**MATERIAL FOR THIS TASK**:
____________

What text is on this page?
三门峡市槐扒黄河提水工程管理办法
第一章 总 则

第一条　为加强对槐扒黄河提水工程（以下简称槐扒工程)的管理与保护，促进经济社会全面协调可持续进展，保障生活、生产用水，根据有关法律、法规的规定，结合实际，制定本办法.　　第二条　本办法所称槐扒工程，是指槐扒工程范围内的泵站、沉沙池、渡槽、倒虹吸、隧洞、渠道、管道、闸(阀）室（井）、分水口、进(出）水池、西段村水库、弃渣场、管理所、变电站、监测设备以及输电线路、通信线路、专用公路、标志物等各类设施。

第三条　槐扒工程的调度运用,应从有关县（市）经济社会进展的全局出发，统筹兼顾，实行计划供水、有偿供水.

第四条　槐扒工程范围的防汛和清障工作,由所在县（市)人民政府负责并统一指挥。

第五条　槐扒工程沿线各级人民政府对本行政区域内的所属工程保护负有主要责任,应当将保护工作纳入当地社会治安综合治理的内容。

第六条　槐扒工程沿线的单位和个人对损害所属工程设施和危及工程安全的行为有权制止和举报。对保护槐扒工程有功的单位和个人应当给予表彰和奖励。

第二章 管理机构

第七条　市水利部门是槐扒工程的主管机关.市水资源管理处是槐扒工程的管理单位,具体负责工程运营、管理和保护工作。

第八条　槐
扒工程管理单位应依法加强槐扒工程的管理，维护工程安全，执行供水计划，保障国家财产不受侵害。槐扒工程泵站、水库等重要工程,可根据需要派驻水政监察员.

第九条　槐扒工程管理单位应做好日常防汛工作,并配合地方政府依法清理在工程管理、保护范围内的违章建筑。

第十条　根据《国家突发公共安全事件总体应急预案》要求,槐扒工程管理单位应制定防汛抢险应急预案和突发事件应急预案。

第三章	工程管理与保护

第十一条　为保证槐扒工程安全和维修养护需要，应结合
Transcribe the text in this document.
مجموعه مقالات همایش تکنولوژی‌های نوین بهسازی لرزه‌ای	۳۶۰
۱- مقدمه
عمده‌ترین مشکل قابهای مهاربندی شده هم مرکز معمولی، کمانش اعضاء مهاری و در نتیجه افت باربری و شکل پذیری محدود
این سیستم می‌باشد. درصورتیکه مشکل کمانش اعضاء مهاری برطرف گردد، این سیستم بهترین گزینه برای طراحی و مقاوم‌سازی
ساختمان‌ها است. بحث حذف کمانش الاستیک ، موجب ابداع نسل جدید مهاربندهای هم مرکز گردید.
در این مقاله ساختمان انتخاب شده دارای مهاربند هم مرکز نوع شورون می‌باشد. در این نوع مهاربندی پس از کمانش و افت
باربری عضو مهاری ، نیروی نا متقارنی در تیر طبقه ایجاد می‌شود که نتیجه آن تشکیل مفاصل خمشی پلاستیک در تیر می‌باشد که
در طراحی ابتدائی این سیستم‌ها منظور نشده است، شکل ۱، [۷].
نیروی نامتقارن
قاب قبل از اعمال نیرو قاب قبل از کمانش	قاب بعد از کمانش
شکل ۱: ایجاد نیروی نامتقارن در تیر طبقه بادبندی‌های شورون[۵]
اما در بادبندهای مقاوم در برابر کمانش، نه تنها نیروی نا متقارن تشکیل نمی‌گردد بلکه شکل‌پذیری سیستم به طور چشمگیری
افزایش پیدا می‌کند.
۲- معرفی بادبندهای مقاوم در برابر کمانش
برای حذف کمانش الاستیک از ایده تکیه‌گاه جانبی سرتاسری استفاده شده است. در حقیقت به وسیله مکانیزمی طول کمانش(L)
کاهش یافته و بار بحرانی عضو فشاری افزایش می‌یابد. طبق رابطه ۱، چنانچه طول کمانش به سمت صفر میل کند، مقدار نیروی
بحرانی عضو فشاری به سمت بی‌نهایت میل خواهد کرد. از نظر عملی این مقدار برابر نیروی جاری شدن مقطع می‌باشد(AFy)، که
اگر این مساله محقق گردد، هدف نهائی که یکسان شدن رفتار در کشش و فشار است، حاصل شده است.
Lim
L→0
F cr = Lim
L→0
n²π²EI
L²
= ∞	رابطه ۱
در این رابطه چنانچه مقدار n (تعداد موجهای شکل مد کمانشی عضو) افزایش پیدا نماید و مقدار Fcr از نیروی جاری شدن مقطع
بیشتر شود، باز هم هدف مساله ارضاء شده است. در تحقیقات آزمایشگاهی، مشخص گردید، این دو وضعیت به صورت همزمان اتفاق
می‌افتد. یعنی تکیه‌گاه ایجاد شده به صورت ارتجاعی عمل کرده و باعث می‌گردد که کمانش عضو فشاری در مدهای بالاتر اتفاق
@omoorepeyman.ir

____________

**TASK DESCRIPTION**:
Set all of the records down again, exactly as they stand.

**SOLUTION**:
What text is on this page?
三门峡市槐扒黄河提水工程管理办法
第一章 总 则

第一条　为加强对槐扒黄河提水工程（以下简称槐扒工程)的管理与保护，促进经济社会全面协调可持续进展，保障生活、生产用水，根据有关法律、法规的规定，结合实际，制定本办法.　　第二条　本办法所称槐扒工程，是指槐扒工程范围内的泵站、沉沙池、渡槽、倒虹吸、隧洞、渠道、管道、闸(阀）室（井）、分水口、进(出）水池、西段村水库、弃渣场、管理所、变电站、监测设备以及输电线路、通信线路、专用公路、标志物等各类设施。

第三条　槐扒工程的调度运用,应从有关县（市）经济社会进展的全局出发，统筹兼顾，实行计划供水、有偿供水.

第四条　槐扒工程范围的防汛和清障工作,由所在县（市)人民政府负责并统一指挥。

第五条　槐扒工程沿线各级人民政府对本行政区域内的所属工程保护负有主要责任,应当将保护工作纳入当地社会治安综合治理的内容。

第六条　槐扒工程沿线的单位和个人对损害所属工程设施和危及工程安全的行为有权制止和举报。对保护槐扒工程有功的单位和个人应当给予表彰和奖励。

第二章 管理机构

第七条　市水利部门是槐扒工程的主管机关.市水资源管理处是槐扒工程的管理单位,具体负责工程运营、管理和保护工作。

第八条　槐
扒工程管理单位应依法加强槐扒工程的管理，维护工程安全，执行供水计划，保障国家财产不受侵害。槐扒工程泵站、水库等重要工程,可根据需要派驻水政监察员.

第九条　槐扒工程管理单位应做好日常防汛工作,并配合地方政府依法清理在工程管理、保护范围内的违章建筑。

第十条　根据《国家突发公共安全事件总体应急预案》要求,槐扒工程管理单位应制定防汛抢险应急预案和突发事件应急预案。

第三章	工程管理与保护

第十一条　为保证槐扒工程安全和维修养护需要，应结合
Transcribe the text in this document.
مجموعه مقالات همایش تکنولوژی‌های نوین بهسازی لرزه‌ای	۳۶۰
۱- مقدمه
عمده‌ترین مشکل قابهای مهاربندی شده هم مرکز معمولی، کمانش اعضاء مهاری و در نتیجه افت باربری و شکل پذیری محدود
این سیستم می‌باشد. درصورتیکه مشکل کمانش اعضاء مهاری برطرف گردد، این سیستم بهترین گزینه برای طراحی و مقاوم‌سازی
ساختمان‌ها است. بحث حذف کمانش الاستیک ، موجب ابداع نسل جدید مهاربندهای هم مرکز گردید.
در این مقاله ساختمان انتخاب شده دارای مهاربند هم مرکز نوع شورون می‌باشد. در این نوع مهاربندی پس از کمانش و افت
باربری عضو مهاری ، نیروی نا متقارنی در تیر طبقه ایجاد می‌شود که نتیجه آن تشکیل مفاصل خمشی پلاستیک در تیر می‌باشد که
در طراحی ابتدائی این سیستم‌ها منظور نشده است، شکل ۱، [۷].
نیروی نامتقارن
قاب قبل از اعمال نیرو قاب قبل از کمانش	قاب بعد از کمانش
شکل ۱: ایجاد نیروی نامتقارن در تیر طبقه بادبندی‌های شورون[۵]
اما در بادبندهای مقاوم در برابر کمانش، نه تنها نیروی نا متقارن تشکیل نمی‌گردد بلکه شکل‌پذیری سیستم به طور چشمگیری
افزایش پیدا می‌کند.
۲- معرفی بادبندهای مقاوم در برابر کمانش
برای حذف کمانش الاستیک از ایده تکیه‌گاه جانبی سرتاسری استفاده شده است. در حقیقت به وسیله مکانیزمی طول کمانش(L)
کاهش یافته و بار بحرانی عضو فشاری افزایش می‌یابد. طبق رابطه ۱، چنانچه طول کمانش به سمت صفر میل کند، مقدار نیروی
بحرانی عضو فشاری به سمت بی‌نهایت میل خواهد کرد. از نظر عملی این مقدار برابر نیروی جاری شدن مقطع می‌باشد(AFy)، که
اگر این مساله محقق گردد، هدف نهائی که یکسان شدن رفتار در کشش و فشار است، حاصل شده است.
Lim
L→0
F cr = Lim
L→0
n²π²EI
L²
= ∞	رابطه ۱
در این رابطه چنانچه مقدار n (تعداد موجهای شکل مد کمانشی عضو) افزایش پیدا نماید و مقدار Fcr از نیروی جاری شدن مقطع
بیشتر شود، باز هم هدف مساله ارضاء شده است. در تحقیقات آزمایشگاهی، مشخص گردید، این دو وضعیت به صورت همزمان اتفاق
می‌افتد. یعنی تکیه‌گاه ایجاد شده به صورت ارتجاعی عمل کرده و باعث می‌گردد که کمانش عضو فشاری در مدهای بالاتر اتفاق
@omoorepeyman.ir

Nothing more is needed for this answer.